• **The request**:
Please update the records, starting at the line that contains "I need the location" and stopping after the line that contains "section-title: RECOMENDAÇÕES [501,160,924,206]", so that "reuniões" becomes "sessões" and all else stays the same. Return only those lines.

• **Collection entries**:
━━━━━━━━━━━━━━━━
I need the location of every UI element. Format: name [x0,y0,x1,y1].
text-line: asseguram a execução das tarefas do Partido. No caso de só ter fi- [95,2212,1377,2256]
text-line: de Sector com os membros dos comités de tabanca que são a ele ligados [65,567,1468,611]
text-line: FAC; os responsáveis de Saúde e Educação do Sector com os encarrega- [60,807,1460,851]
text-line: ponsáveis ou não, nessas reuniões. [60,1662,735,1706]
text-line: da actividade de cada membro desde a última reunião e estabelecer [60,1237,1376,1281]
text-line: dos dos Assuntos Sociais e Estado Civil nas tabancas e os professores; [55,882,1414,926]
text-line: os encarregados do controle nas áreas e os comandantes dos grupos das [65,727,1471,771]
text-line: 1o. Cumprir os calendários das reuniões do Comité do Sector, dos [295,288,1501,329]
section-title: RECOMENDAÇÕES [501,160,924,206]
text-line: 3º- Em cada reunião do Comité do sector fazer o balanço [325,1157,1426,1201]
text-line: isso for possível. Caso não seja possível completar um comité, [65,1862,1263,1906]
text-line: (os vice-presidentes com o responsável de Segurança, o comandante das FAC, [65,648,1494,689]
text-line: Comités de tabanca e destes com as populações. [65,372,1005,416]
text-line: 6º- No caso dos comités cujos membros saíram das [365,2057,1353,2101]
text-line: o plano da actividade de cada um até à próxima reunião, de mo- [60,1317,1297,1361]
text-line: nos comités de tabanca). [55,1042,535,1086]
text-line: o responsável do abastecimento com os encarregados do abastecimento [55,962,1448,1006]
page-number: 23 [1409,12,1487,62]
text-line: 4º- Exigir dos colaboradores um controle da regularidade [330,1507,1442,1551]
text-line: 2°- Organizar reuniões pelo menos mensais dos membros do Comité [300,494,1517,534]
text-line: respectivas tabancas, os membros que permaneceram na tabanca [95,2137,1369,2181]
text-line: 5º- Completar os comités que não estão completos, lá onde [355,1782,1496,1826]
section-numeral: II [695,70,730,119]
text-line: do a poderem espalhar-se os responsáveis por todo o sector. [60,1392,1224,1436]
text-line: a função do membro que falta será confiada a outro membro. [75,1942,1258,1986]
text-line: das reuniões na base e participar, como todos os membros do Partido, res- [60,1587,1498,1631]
━━━━━━━━━━━━━━━━
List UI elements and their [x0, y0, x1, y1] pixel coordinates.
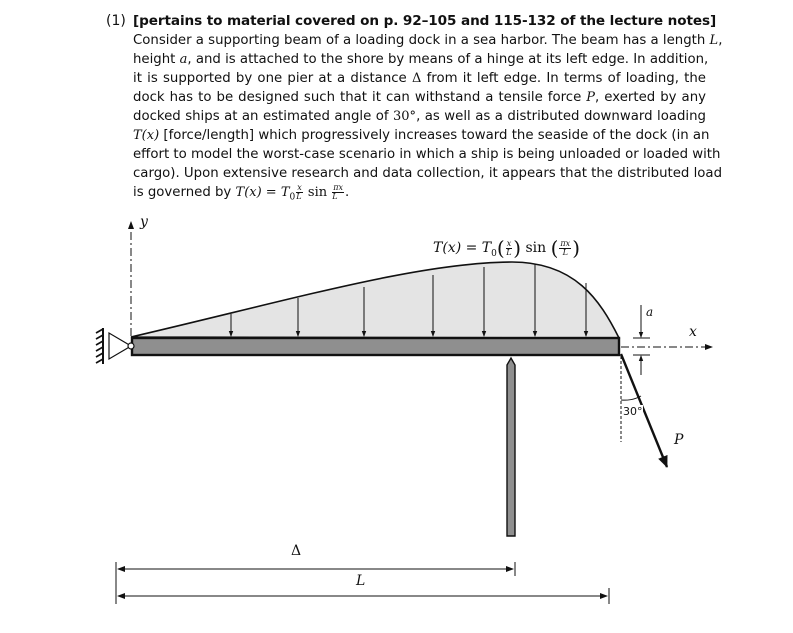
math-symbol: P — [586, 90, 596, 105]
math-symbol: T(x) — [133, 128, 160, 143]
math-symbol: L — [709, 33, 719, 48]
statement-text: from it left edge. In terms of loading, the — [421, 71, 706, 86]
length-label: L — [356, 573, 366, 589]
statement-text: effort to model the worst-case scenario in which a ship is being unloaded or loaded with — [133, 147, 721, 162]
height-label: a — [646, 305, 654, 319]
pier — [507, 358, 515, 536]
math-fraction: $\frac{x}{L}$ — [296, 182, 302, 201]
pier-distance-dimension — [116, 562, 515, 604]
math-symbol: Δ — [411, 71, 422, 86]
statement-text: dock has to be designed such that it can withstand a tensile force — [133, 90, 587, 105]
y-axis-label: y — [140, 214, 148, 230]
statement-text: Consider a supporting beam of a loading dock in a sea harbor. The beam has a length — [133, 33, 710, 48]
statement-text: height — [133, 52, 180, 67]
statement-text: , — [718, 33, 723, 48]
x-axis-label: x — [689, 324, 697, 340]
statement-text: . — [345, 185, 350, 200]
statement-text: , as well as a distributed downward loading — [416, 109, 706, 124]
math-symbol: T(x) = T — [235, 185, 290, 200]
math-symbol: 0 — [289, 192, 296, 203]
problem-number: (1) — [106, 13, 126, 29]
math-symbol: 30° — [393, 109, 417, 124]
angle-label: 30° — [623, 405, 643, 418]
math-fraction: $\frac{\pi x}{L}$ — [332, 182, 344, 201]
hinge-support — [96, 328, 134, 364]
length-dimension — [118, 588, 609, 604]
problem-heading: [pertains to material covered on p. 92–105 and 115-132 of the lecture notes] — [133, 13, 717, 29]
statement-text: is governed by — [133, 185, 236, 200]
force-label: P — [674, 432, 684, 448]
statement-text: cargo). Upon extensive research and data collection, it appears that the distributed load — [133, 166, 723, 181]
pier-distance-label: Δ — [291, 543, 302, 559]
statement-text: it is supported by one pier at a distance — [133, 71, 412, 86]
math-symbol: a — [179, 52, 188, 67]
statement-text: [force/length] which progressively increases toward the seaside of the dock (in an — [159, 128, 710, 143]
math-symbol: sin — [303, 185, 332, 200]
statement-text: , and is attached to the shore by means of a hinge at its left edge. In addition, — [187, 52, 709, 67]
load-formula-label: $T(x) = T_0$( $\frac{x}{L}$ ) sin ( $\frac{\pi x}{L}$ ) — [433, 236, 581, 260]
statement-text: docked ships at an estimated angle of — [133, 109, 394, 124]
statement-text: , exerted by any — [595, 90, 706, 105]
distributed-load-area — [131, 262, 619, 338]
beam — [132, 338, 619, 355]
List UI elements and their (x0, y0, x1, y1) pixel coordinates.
━━━━━━━━━━━━━━━━
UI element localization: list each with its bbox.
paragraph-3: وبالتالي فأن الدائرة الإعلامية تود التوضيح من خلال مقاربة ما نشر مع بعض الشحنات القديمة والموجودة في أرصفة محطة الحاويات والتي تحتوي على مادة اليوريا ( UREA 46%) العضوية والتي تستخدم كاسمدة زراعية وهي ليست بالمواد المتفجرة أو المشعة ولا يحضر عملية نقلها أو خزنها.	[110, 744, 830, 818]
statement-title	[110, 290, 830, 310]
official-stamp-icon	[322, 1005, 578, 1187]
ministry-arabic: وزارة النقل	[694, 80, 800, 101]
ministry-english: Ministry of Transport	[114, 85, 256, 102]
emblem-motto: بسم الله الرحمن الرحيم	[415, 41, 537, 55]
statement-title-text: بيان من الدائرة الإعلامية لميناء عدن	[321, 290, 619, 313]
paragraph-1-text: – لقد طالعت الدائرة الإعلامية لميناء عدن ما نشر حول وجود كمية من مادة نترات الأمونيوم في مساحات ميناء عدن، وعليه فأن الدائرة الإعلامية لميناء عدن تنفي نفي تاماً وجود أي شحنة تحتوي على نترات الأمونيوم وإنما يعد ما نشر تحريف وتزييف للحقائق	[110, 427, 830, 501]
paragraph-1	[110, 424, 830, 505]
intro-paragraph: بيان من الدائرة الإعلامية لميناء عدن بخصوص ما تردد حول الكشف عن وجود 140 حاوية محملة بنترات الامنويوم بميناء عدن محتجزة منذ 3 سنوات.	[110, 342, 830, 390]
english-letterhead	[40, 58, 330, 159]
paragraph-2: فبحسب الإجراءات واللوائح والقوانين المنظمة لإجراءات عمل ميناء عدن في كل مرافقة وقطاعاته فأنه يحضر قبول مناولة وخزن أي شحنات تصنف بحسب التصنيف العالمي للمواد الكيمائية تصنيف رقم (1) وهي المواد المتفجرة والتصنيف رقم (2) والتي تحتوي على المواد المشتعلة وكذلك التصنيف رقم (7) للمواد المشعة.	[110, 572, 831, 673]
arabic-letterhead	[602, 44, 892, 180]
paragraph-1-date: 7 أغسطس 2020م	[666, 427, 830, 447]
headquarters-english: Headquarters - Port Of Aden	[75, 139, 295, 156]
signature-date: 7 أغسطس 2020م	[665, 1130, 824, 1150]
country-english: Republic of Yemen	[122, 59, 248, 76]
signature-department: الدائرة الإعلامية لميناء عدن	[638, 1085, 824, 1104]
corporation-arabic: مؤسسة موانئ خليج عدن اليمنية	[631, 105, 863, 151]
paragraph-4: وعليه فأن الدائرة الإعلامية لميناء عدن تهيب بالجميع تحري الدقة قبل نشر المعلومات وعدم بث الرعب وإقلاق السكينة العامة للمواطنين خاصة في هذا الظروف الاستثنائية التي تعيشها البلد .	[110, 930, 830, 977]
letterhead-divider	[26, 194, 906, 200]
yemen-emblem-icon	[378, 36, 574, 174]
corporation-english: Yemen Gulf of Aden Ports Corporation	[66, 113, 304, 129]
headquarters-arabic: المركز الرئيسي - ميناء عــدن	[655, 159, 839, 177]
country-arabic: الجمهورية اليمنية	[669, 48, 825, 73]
━━━━━━━━━━━━━━━━
• **Response**:
I need the location of every UI element. Format: name [x0,y0,x1,y1].
text-line: asseguram a execução das tarefas do Partido. No caso de só ter fi- [95,2212,1377,2256]
text-line: de Sector com os membros dos comités de tabanca que são a ele ligados [65,567,1468,611]
text-line: FAC; os responsáveis de Saúde e Educação do Sector com os encarrega- [60,807,1460,851]
text-line: ponsáveis ou não, nessas sessões. [60,1662,735,1706]
text-line: da actividade de cada membro desde a última reunião e estabelecer [60,1237,1376,1281]
text-line: dos dos Assuntos Sociais e Estado Civil nas tabancas e os professores; [55,882,1414,926]
text-line: os encarregados do controle nas áreas e os comandantes dos grupos das [65,727,1471,771]
text-line: 1o. Cumprir os calendários das sessões do Comité do Sector, dos [295,288,1501,329]
section-title: RECOMENDAÇÕES [501,160,924,206]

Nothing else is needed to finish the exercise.